● **Work required**: Extract all lines that hold "Biconditional" from the records below.

● **Dataset entries**:
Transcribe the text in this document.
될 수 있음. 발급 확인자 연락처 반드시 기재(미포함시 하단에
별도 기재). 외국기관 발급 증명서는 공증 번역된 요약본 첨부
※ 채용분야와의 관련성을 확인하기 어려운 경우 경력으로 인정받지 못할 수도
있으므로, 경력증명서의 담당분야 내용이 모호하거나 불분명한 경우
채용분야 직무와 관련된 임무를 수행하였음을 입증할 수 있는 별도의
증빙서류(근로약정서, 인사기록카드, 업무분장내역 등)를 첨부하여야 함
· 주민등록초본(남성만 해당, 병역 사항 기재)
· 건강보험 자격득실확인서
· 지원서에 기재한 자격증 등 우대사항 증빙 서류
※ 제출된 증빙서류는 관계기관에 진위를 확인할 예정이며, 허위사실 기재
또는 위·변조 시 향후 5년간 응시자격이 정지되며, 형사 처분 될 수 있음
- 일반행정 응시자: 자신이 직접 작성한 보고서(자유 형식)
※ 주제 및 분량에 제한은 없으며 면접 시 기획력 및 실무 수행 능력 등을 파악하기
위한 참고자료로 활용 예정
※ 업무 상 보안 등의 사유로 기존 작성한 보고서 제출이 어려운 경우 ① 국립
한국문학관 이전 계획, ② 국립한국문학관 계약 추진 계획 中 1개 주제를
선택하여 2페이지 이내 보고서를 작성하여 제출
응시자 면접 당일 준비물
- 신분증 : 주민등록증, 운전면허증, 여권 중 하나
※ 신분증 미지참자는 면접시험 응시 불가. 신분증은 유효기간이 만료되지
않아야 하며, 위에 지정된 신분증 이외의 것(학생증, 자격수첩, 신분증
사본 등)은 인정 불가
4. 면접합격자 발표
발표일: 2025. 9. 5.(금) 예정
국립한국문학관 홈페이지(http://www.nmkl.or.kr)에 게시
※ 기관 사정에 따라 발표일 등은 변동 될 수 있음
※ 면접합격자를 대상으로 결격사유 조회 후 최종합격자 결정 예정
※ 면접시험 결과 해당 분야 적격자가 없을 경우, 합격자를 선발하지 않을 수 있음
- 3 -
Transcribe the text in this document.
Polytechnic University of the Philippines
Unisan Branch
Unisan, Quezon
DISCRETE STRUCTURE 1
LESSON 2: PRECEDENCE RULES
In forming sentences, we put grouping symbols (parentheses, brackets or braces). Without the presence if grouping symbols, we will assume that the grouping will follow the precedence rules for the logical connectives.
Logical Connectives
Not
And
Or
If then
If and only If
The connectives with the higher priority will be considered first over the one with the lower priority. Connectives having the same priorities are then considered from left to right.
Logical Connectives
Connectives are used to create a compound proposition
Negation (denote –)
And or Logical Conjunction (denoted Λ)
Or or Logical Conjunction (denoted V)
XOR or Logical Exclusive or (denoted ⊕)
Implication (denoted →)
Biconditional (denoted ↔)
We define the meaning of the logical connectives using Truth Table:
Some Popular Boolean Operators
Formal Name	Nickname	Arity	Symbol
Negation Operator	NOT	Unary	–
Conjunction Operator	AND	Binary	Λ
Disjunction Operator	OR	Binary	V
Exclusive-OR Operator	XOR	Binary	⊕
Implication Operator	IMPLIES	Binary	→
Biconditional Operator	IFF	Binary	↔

● **Answer to the problem**:
Biconditional (denoted ↔)
Biconditional Operator	IFF	Binary	↔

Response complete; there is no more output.